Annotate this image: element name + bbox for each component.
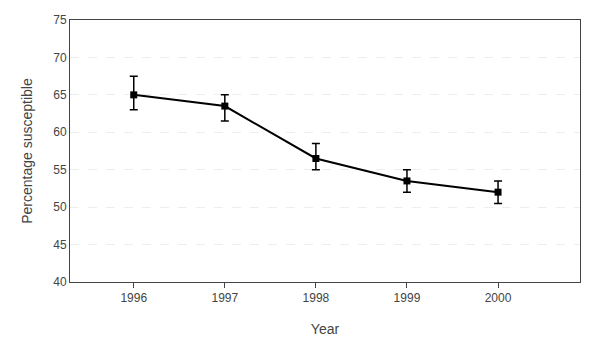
- svg-text:1999: 1999: [394, 291, 421, 305]
- svg-text:65: 65: [53, 88, 67, 102]
- svg-text:40: 40: [53, 275, 67, 289]
- svg-text:50: 50: [53, 200, 67, 214]
- svg-text:1996: 1996: [120, 291, 147, 305]
- svg-text:55: 55: [53, 163, 67, 177]
- svg-text:1997: 1997: [211, 291, 238, 305]
- svg-text:60: 60: [53, 125, 67, 139]
- svg-text:1998: 1998: [303, 291, 330, 305]
- svg-text:70: 70: [53, 51, 67, 65]
- svg-text:75: 75: [53, 13, 67, 27]
- svg-text:Year: Year: [311, 321, 340, 337]
- svg-text:Percentage susceptible: Percentage susceptible: [19, 78, 35, 224]
- svg-text:2000: 2000: [485, 291, 512, 305]
- svg-text:45: 45: [53, 238, 67, 252]
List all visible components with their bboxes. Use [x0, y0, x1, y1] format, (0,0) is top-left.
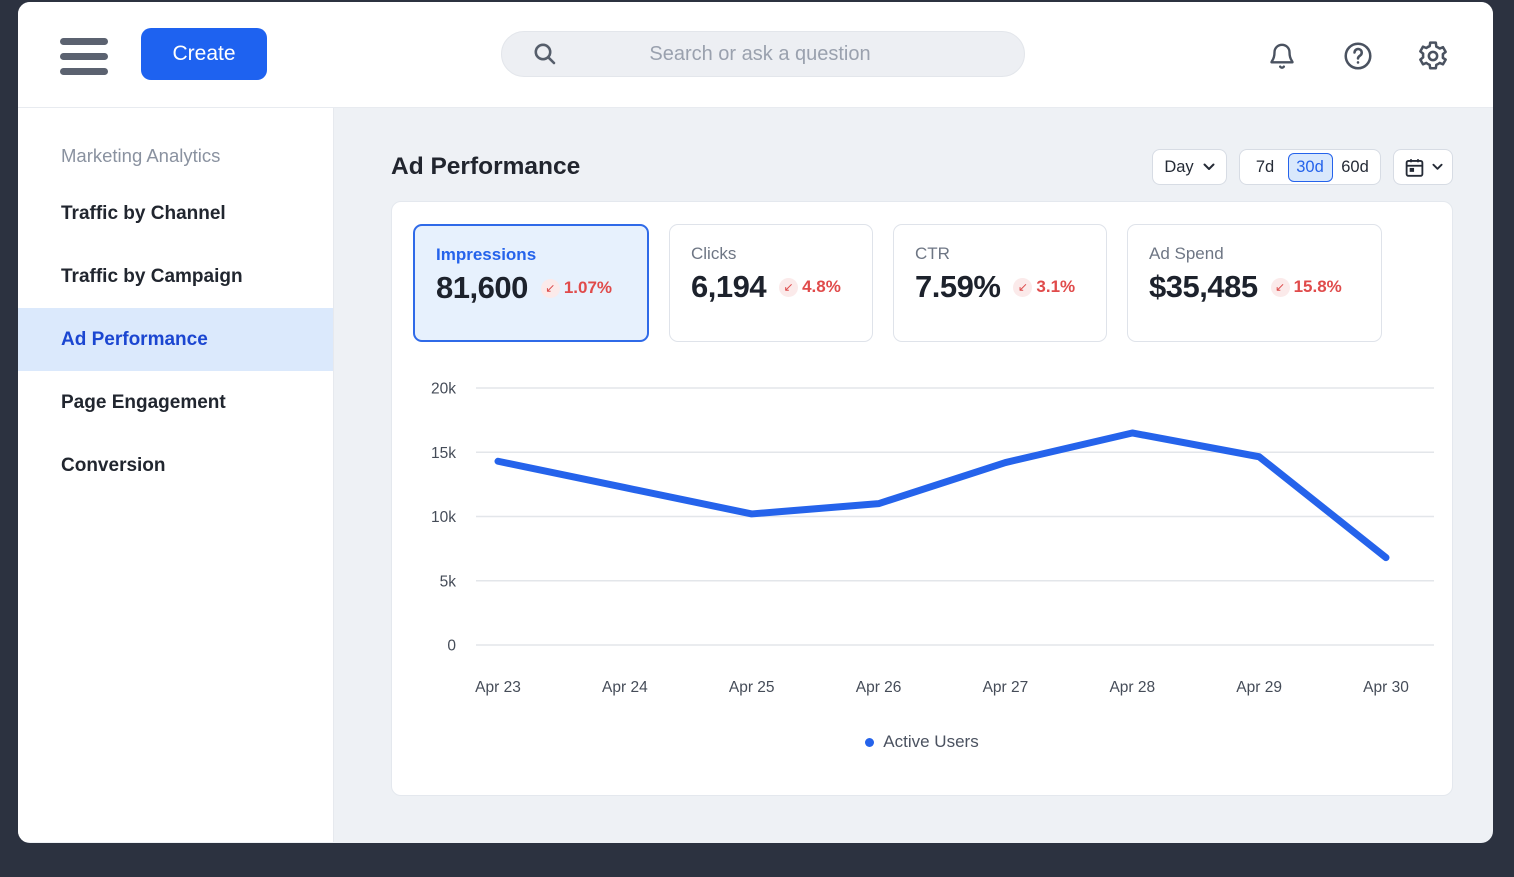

* **Set task**:
Can you rewrite every line of the rows above as a Markdown table with the columns No. and Line, numbering each line and skipping blank ones? Leave the pictures out of the table.

* **Task result**:
| No. | Line |
|---|---|
| 1 | Annotate this image: element name + bbox for each component. |
| 2 | - svg-text:1999: 1999: [394, 291, 421, 305] |
| 3 | - svg-text:65: 65: [53, 88, 67, 102] |
| 4 | - svg-text:40: 40: [53, 275, 67, 289] |
| 5 | - svg-text:50: 50: [53, 200, 67, 214] |
| 6 | - svg-text:1996: 1996: [120, 291, 147, 305] |
| 7 | - svg-text:55: 55: [53, 163, 67, 177] |
| 8 | - svg-text:1997: 1997: [211, 291, 238, 305] |
| 9 | - svg-text:60: 60: [53, 125, 67, 139] |
| 10 | - svg-text:1998: 1998: [303, 291, 330, 305] |
| 11 | - svg-text:70: 70: [53, 51, 67, 65] |
| 12 | - svg-text:75: 75: [53, 13, 67, 27] |
| 13 | - svg-text:Year: Year: [311, 321, 340, 337] |
| 14 | - svg-text:Percentage susceptible: Percentage susceptible: [19, 78, 35, 224] |
| 15 | - svg-text:2000: 2000: [485, 291, 512, 305] |
| 16 | - svg-text:45: 45: [53, 238, 67, 252] |
| 17 | List all visible components with their bboxes. Use [x0, y0, x1, y1] format, (0,0) is top-left. |